#### [Given task]
List the lines of this listing that hold the word "What".
==============================
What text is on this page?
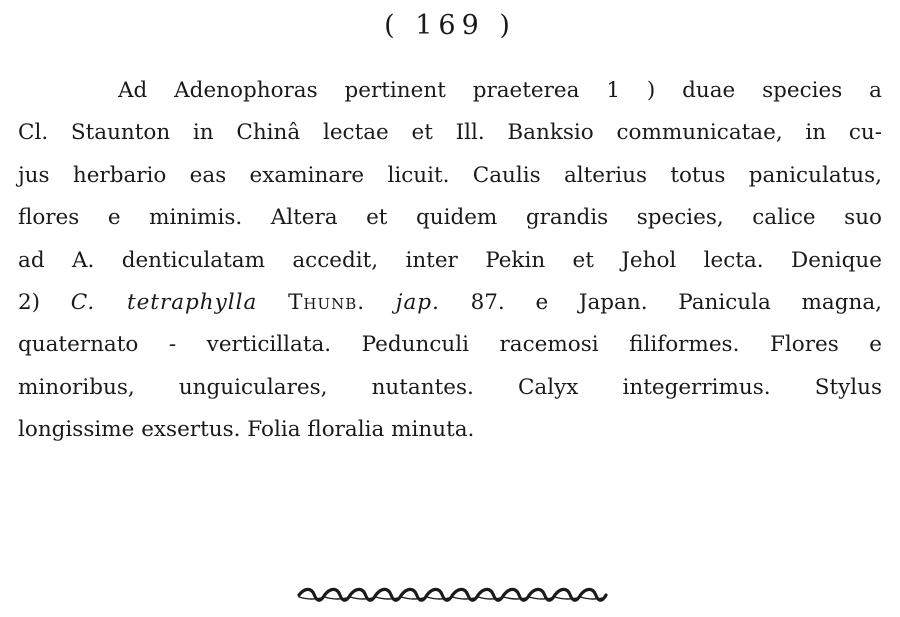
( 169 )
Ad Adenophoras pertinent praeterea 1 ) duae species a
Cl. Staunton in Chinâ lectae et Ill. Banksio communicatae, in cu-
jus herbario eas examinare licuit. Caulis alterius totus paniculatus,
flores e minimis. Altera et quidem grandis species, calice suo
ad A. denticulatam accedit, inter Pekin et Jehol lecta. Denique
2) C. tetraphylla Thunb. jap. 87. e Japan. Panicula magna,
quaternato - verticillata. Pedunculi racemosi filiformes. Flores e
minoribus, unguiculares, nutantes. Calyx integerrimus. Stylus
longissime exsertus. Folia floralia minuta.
==============================
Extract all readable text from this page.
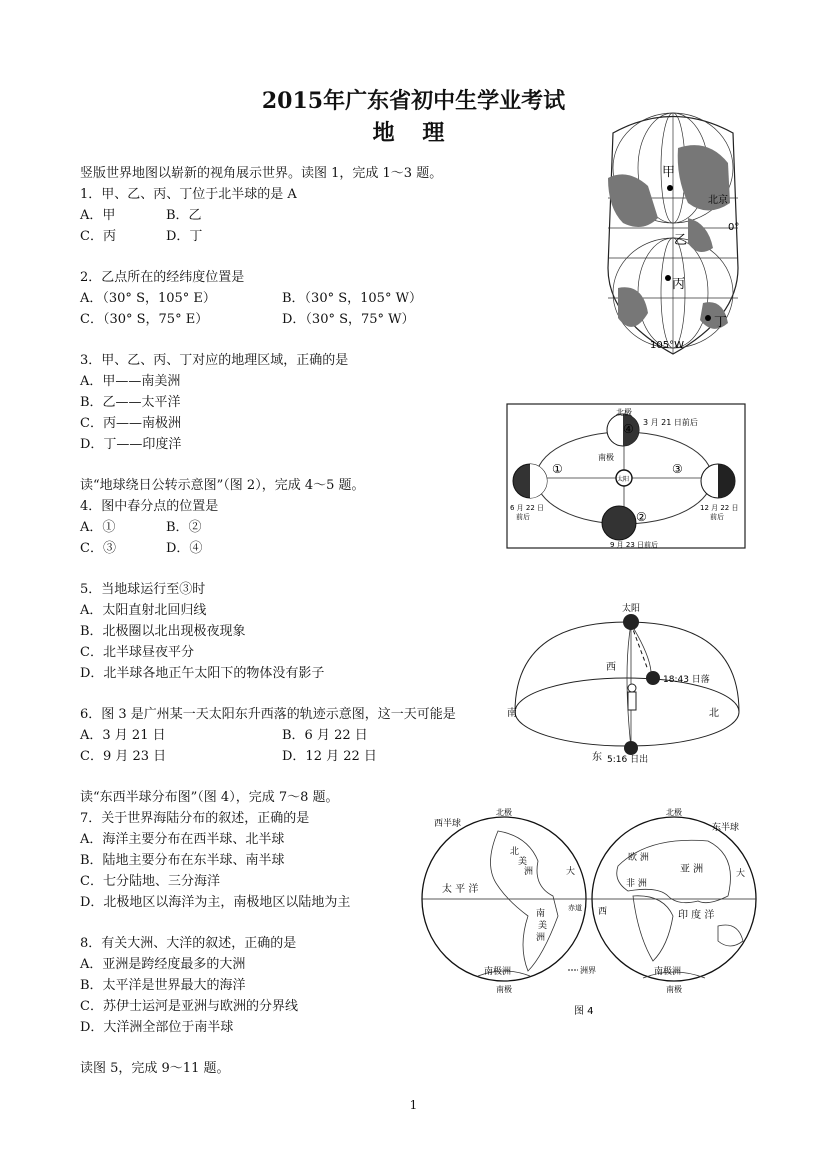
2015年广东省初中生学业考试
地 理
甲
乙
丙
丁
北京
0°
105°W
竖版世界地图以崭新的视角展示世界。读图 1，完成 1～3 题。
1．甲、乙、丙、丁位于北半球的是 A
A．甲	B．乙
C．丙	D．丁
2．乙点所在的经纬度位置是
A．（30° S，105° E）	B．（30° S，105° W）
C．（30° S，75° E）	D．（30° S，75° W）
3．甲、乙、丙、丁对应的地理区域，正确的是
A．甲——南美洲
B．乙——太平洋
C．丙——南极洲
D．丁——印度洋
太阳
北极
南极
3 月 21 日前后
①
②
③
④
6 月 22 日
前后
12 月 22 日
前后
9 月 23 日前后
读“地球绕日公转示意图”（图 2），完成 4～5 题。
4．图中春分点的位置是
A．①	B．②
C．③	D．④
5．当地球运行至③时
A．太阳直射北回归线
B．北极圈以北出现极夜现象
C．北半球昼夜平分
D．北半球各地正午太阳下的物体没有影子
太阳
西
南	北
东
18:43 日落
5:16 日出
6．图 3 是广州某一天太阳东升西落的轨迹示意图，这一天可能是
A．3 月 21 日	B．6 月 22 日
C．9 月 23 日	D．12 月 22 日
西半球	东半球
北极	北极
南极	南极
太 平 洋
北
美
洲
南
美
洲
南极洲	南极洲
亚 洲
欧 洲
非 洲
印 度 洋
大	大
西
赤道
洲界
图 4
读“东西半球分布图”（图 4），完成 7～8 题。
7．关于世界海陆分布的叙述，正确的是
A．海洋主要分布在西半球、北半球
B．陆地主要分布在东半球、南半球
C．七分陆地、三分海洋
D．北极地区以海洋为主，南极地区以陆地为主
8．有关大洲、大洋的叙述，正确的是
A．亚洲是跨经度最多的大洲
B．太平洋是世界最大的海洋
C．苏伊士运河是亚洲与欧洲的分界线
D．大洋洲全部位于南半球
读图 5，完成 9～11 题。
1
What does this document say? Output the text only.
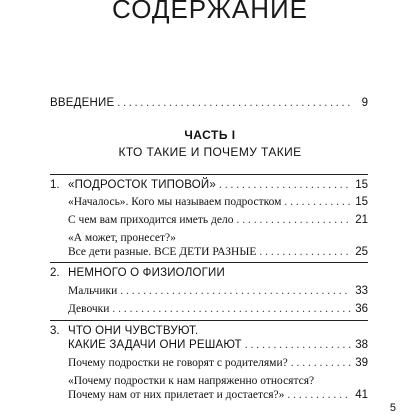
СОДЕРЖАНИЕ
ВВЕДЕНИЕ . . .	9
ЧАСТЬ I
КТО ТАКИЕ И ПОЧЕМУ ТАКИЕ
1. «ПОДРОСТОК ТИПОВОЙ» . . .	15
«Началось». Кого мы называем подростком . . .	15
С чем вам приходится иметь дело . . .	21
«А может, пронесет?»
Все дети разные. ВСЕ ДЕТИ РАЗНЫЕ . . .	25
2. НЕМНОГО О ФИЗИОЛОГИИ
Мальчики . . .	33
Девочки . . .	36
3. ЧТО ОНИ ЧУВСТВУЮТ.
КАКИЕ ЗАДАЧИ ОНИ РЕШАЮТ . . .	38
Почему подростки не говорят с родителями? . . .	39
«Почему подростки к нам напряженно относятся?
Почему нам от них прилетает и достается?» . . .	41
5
==============================
#### [Response]
What text is on this page?
What does this document say? Output the text only.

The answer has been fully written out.